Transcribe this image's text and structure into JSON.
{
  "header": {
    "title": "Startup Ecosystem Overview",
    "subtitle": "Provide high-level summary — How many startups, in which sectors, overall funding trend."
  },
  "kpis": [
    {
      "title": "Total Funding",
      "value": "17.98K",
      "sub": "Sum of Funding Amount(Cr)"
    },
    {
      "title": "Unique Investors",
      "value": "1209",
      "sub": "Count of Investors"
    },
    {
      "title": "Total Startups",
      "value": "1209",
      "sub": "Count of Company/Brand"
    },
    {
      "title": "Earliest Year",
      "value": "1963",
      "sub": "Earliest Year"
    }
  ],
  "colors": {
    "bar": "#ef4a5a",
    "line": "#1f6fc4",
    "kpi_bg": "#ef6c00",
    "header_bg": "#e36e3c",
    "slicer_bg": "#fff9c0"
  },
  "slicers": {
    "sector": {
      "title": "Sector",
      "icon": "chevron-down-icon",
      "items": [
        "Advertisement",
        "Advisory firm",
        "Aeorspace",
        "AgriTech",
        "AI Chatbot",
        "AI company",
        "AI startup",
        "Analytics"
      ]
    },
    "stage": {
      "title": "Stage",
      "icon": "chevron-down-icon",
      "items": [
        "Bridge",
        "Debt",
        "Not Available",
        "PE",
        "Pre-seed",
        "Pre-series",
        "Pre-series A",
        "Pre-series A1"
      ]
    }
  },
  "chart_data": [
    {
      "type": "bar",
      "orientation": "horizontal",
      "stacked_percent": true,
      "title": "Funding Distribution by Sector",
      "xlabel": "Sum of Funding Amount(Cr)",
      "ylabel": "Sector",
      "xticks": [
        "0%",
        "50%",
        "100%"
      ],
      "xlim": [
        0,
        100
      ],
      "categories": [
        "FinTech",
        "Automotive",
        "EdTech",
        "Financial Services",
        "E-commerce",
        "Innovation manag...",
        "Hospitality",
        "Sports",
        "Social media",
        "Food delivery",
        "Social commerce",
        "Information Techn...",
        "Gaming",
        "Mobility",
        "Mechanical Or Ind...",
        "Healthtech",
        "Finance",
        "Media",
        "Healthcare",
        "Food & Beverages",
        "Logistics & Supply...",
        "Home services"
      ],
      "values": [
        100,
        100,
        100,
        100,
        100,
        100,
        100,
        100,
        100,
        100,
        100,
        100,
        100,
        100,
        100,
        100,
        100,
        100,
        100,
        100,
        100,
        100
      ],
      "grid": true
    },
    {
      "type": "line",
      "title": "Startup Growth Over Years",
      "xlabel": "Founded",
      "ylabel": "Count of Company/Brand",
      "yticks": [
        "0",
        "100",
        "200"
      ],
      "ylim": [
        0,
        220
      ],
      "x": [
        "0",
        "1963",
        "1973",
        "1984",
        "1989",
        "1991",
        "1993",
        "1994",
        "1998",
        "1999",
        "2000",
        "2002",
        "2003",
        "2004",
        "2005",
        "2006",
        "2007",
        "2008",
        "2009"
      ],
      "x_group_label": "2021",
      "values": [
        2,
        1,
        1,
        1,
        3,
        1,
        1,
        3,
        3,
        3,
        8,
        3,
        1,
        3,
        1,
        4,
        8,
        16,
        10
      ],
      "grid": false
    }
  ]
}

--------------------------------------------------

:: Directions ::
Check each line above for the word "Investors", and copy the lines where it appears.

:: Problem solution ::
      "title": "Unique Investors",
      "sub": "Count of Investors"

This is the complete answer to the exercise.